[Data extract]
============================================================

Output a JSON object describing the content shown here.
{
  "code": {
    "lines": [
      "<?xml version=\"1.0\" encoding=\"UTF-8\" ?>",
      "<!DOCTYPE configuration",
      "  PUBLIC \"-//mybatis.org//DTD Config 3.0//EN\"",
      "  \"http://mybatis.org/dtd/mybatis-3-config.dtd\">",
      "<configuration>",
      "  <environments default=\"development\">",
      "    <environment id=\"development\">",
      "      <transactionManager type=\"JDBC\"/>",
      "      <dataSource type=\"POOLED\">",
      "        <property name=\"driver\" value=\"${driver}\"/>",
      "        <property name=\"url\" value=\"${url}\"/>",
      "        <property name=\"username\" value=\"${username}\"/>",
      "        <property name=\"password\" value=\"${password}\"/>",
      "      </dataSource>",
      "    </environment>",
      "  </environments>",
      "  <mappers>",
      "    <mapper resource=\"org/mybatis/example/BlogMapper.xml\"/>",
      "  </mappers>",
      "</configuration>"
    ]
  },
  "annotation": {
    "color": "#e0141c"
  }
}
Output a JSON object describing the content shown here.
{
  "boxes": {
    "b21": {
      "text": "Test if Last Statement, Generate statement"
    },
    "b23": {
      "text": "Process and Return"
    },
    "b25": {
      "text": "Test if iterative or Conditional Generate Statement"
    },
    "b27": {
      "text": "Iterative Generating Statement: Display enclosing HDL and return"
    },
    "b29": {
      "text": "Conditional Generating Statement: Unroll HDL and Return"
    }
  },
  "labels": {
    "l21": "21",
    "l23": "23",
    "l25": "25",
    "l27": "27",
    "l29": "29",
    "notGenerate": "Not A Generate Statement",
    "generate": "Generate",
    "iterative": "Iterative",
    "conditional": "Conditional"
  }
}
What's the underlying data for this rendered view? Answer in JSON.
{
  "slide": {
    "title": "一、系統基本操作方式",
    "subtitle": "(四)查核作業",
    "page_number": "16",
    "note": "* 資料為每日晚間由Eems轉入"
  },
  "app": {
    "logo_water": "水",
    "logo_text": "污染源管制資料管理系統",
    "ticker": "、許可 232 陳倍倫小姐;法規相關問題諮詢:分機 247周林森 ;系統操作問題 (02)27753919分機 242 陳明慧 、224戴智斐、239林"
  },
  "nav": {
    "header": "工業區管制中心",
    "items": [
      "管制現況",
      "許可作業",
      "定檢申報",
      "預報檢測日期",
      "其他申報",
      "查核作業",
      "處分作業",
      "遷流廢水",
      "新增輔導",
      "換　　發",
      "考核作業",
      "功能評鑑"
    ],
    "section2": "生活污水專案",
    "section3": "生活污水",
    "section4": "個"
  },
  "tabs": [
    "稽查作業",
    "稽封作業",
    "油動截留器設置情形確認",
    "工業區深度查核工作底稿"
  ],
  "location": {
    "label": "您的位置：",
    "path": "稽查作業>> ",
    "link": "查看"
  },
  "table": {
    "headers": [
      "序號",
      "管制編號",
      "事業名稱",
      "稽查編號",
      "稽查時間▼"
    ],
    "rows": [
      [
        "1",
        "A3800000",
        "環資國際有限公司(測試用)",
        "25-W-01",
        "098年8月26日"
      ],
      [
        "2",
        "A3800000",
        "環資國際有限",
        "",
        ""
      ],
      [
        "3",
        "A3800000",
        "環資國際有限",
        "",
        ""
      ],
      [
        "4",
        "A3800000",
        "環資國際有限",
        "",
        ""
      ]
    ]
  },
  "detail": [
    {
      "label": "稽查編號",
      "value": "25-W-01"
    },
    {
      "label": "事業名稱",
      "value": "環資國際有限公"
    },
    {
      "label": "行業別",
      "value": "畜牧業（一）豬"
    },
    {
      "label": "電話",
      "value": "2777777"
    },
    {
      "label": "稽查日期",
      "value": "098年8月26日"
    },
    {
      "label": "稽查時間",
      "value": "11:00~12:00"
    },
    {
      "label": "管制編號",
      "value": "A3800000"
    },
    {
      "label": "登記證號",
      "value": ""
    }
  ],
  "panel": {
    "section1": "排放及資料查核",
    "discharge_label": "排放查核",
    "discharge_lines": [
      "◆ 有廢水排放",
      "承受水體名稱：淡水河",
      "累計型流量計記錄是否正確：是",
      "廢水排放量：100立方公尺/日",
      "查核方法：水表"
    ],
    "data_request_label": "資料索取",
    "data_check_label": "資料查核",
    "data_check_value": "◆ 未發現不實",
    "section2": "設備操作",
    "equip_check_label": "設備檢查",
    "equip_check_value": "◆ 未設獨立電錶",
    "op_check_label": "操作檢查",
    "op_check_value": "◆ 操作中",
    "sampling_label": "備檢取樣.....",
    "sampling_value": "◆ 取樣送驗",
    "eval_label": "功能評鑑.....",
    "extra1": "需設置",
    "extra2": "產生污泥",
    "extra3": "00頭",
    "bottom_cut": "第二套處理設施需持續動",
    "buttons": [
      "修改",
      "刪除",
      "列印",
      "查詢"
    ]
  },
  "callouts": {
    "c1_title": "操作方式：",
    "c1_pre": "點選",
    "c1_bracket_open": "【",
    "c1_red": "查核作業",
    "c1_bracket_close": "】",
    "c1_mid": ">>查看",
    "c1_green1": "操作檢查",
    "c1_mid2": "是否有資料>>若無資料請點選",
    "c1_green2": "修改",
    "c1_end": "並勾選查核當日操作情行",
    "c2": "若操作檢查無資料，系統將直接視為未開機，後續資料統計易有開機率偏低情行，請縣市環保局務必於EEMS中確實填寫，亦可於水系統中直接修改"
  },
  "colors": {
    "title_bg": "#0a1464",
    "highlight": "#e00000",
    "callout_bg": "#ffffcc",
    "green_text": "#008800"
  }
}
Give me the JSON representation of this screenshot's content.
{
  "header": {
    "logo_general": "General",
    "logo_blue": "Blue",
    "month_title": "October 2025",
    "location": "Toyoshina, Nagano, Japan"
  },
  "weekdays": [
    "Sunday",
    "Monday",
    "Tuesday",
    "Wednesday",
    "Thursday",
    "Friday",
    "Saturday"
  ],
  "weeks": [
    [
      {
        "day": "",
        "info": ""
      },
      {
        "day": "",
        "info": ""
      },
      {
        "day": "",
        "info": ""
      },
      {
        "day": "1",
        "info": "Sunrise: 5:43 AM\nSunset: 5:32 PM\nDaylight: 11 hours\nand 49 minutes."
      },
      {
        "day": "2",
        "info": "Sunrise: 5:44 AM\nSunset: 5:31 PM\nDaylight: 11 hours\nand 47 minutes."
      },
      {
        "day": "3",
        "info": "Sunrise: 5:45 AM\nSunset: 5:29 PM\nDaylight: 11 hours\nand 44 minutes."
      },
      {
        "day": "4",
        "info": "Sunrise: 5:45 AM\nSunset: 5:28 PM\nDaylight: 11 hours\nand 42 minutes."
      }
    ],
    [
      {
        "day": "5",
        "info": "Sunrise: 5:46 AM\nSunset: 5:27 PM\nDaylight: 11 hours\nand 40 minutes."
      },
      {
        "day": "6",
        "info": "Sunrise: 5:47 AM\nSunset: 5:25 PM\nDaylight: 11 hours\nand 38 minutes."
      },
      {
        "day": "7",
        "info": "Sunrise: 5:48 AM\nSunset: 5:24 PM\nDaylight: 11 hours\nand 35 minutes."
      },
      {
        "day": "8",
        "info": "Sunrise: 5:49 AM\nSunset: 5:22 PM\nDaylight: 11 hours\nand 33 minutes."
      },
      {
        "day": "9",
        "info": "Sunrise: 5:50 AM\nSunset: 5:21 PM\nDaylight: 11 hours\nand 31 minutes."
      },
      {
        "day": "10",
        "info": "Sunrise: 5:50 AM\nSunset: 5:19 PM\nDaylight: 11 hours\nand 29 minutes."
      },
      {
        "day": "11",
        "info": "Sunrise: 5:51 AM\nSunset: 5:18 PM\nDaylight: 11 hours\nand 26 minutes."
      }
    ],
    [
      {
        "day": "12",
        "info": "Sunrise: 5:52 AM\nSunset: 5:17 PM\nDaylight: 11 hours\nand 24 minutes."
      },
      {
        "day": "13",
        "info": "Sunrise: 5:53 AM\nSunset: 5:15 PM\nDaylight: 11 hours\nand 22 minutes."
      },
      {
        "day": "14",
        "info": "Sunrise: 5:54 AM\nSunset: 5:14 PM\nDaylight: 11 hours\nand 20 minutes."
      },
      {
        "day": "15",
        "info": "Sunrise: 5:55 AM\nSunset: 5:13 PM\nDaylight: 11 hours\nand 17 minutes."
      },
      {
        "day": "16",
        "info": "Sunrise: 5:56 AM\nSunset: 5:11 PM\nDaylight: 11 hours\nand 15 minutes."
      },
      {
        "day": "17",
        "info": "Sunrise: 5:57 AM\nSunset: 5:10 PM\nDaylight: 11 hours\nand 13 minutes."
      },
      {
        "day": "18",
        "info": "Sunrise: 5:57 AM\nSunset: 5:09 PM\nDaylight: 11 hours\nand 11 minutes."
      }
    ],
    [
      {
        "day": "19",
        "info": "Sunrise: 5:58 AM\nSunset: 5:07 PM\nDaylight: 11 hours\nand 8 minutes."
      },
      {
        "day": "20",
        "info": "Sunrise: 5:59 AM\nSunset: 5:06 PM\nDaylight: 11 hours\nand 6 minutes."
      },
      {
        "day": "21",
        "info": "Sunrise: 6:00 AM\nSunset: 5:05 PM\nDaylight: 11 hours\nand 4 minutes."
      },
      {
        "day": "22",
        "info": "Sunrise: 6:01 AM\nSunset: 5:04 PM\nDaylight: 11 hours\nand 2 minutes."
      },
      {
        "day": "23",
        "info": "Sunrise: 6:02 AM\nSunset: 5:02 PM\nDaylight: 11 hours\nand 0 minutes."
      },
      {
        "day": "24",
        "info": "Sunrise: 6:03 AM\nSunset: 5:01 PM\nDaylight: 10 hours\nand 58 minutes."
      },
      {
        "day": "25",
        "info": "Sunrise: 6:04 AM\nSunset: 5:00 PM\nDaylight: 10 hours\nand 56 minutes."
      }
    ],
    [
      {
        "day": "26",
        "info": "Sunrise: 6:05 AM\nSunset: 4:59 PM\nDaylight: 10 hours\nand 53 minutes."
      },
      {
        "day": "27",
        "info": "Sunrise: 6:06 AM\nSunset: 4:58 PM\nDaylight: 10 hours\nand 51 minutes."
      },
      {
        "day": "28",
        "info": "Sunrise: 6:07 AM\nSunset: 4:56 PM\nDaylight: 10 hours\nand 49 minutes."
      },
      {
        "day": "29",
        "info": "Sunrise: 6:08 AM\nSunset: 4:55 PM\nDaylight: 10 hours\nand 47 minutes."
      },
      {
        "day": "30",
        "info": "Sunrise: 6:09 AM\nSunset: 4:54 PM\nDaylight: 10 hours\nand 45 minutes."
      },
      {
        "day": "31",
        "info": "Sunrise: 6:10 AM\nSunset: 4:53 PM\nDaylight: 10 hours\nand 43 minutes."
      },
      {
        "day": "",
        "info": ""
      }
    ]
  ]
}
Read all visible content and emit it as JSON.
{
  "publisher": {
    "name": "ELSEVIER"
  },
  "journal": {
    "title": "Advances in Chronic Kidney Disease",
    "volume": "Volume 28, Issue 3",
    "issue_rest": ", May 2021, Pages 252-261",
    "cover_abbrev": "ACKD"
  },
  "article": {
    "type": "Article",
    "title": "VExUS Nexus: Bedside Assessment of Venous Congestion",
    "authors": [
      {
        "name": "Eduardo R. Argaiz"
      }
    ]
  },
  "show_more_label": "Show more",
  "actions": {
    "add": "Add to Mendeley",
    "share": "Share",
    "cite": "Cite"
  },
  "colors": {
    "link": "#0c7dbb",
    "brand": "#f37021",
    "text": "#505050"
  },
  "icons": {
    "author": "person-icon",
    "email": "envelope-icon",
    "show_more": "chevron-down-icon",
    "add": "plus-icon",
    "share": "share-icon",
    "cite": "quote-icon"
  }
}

============================================================

[The exercise] Look through the entries and work out how many lines have the word "property" in them; reply with that number only.

[Result of this task] 4